- Consegna A -
Riproduci fedelmente il brano su Dino Campana nel tratto che va da "Fonte  Archivio storico" fino a "dr. Gabriele Miniati.".
- Consegna B -
Riprendi il brano su Dino Campana e portalo avanti, cominciando subito dopo l'ultima frase riportata.

- Brano di lettura -
Fonte  Archivio storico dell'Ospedale S.Francesco di Marradi. La foto all'occhiello è stata data da Beppe Visani. Si ringrazia l'archivista Mario Catani per l'indispensabile aiuto dato e il dr. Gabriele Miniati.

sabato 28 settembre 2013

Dino Campana: A Iori occhio di sole


Curiosità e fantasia
su Dino Campana.
di Silvana Barzagli





Dino Campana
disegno di Alberto Sughi






A Marradi, nel primo decennio del dopoguerra, in Via Fabbroni n.26, per me che sono del '50, esisteva una Cartoleria, alla quale ordinavamo tutti i libri di scuola elementare e medie. La titolare, Nella Rivola (1906-1973) tutti la ricordiamo per la sua gentilezza e la vasta cultura (considerata la quinta elementare) soprattutto in campo artistico.
 
La vita la portò bambina a conoscere il nostro poeta Dino Campana e così l' allora giornalista radiofonico Sergio Zavoli venne a Marradi, e fra le altre raccolse anche la sua  testimonianza sul poeta dando alla stampa un libretto titolato "Campana -  Oriani -  Panzini -  Serra" alla Casa Editrice Cappelli - 24 ottobre 1959 - L. 800.
Mia zia Elena comprò il n. 884, e prima di lasciarci me lo regalò.







Silvana ed Eleonora Barzagli
da bambine, alla "conchina"
(un pozzo sul rio Salto vicino
alla Presìa) con Nella Rivola


La Signorina Rivola, così in paese tutti la chiamavano, era stata una grande amica di mia zia, ed anche noi, io e mia sorella Eleonora, da bambine l' abbiamo frequentata spesso.

- Materiale fornito -
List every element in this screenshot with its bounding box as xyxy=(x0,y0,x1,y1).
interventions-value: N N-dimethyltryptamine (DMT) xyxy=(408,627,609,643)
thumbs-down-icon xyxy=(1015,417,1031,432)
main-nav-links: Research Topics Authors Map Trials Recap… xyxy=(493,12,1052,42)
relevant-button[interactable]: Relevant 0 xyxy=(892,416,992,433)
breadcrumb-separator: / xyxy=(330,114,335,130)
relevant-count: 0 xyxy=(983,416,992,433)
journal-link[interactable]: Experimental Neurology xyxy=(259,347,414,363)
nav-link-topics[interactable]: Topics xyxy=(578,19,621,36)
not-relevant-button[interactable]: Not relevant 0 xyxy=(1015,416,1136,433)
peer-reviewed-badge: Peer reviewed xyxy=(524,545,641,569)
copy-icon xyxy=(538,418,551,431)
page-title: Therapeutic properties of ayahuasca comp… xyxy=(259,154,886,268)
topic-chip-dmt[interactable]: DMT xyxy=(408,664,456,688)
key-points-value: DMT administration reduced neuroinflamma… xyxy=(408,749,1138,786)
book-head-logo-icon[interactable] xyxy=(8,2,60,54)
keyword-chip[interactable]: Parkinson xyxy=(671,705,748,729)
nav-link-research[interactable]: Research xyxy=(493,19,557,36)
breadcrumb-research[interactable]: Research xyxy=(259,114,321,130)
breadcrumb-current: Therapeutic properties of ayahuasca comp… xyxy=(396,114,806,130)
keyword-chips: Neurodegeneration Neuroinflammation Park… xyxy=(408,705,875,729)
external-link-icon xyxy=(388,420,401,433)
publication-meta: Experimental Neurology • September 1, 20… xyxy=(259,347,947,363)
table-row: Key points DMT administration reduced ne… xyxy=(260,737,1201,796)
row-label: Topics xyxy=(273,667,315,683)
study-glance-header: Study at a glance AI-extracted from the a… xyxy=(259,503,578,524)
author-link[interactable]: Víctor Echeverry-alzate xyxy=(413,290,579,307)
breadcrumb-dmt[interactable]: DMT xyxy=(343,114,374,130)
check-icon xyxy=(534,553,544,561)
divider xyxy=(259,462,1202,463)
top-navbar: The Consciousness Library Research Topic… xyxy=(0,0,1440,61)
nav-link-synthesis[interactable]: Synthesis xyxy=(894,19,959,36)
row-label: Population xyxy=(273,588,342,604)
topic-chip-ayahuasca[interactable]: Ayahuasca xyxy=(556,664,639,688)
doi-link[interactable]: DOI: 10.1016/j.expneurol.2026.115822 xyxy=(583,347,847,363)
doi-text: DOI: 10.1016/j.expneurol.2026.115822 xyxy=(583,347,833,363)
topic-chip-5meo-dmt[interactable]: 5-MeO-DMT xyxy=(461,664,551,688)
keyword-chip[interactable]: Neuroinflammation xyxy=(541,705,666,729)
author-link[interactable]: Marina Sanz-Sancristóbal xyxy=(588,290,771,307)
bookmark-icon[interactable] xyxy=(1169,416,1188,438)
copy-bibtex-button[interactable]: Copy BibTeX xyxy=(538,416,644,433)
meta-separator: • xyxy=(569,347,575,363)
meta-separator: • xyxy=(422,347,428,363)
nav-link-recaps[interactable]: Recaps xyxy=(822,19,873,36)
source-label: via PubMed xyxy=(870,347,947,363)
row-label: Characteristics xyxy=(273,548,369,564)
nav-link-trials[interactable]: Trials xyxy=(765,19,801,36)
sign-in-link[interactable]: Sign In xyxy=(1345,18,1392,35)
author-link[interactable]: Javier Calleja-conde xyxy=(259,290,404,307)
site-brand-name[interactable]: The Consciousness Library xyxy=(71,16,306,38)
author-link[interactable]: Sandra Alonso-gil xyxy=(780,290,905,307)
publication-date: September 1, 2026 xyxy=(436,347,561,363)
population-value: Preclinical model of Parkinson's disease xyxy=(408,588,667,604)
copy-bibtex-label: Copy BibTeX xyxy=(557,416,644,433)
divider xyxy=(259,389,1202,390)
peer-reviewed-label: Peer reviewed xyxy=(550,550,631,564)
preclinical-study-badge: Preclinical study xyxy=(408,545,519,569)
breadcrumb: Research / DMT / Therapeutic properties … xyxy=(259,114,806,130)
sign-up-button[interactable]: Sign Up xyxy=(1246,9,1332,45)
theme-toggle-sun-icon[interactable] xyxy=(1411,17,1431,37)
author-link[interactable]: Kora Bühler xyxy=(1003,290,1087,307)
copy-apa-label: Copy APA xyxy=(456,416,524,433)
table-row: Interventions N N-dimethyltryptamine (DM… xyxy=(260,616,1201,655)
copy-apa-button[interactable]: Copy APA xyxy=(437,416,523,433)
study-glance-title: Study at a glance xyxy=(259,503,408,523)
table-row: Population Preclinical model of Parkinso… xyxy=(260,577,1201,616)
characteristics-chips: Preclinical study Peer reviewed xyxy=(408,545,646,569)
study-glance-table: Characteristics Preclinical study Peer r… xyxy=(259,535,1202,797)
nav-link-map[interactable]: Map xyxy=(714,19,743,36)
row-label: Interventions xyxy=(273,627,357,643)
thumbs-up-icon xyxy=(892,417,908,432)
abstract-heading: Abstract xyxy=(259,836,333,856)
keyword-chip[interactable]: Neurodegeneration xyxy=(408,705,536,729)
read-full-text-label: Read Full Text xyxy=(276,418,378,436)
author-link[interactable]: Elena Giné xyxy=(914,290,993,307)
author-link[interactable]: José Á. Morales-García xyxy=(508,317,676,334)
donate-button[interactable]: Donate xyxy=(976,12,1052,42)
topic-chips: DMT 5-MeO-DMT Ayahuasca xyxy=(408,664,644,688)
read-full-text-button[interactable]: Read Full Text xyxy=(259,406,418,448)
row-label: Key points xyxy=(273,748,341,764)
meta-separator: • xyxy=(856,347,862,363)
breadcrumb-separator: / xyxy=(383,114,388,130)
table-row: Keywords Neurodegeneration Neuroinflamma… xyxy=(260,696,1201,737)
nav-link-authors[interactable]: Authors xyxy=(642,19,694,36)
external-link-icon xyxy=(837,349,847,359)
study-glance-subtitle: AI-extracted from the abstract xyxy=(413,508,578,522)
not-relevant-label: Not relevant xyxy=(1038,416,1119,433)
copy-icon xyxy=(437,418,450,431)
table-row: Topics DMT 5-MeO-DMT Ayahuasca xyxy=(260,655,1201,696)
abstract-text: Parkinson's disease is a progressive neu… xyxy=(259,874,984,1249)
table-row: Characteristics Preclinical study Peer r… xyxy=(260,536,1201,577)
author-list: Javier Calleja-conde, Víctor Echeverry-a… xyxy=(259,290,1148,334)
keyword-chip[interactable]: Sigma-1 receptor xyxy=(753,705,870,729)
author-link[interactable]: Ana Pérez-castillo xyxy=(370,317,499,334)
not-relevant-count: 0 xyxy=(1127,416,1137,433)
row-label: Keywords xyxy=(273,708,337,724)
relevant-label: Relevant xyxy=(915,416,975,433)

- Risultato A -
Fonte  Archivio storico dell'Ospedale S.Francesco di Marradi. La foto all'occhiello è stata data da Beppe Visani. Si ringrazia l'archivista Mario Catani per l'indispensabile aiuto dato e il dr. Gabriele Miniati.

- Risultato B -
Ricordo, che ogni tanto, nel pomeriggio andavo a trovarla. Tra un intervallo e l' altro al banco a sinistra appena si entrava, ci faceva accomodare nella seconda stanza al cui interno, su di una bella tavola di legno quadrata, giaceva sempre aperto, anche per giorni interi, con le carte da "scala 40",  il "solitario di Napoleone".
Un giorno, mentre mi sedevo al tavolo, Lei, tutta entusiasta e sorridente mi dice : "Sai dieci minuti fa, su quella sedia è stato seduto, il giornalista Sergio Zavoli, voleva sapere di Campana".
Poi tra il 1995 ed il 2000 durante uno degli ultimi Premi Letterari dell' Associazione "Città Campaniane" a Marradi, il Sindaco di allora, On. Giuseppe Matulli, mi presenta al Presidente Zavoli, già illustre giornalista ed io, con il mio libretto in mano, raccolgo questa dedica: "Nel nome di Campana, che ci tiene insieme. Con tanta cordialità Sergio Zavoli."




Casa Campana negli anni Cinquanta


Non c' è nulla, credo, di questa intervista fatta alla Signorina Rivola, che non sia già stato notato e vagliato dagli studiosi. Oggi, qui sul "blog" voglio proporre a chi legge, solo una mia fantasia, suggerita dall' ultima domanda di Zavoli alla Rivola:

Zavoli: "se non è indiscreto, posso chiederle se fra Campana e sua sorella ci fosse qualcosa di più che una semplice amicizia?
Rivola: "Io ero così piccina, non capivo queste cose. La chiamava Iori. Sulla copia del libro che le regalò aveva scritto: "a Iori, occhio di sole!"

Questa frase finale, mi ha sempre lasciata "intrigata" (come suol dirsi). Un uomo coi "piedi per terra" penso avrebbe scritto "occhi di sole!": quel "singolare è troppo "astronomico" ovvero troppo pieno di "contenuto". Curiosità e fantasia in me, era "tanta", così ho cercato ed ho trovato che:

Iori, ovvero Iole, aveva quindici anni, quando ricevette da Campana in dono i "Canti Orfici", era insegnante, (asserisce la sorella a Zavoli, e risulta maestra elementare all' Anagrafe di Marradi). Nasce a Firenze nel 1899, nel 1906 è con la sorella a San Benedetto del Tronto, nel 1011 a Genova, nel 1915 a Gubbio (Perugia),nel 1922 a Barberino di Mugello.
Difficile dire quando arrivarono a Marradi, si presume nel ' 15, a seguito del padre "daziere", come ricorda Remo Montevecchi, grande amico della Nella.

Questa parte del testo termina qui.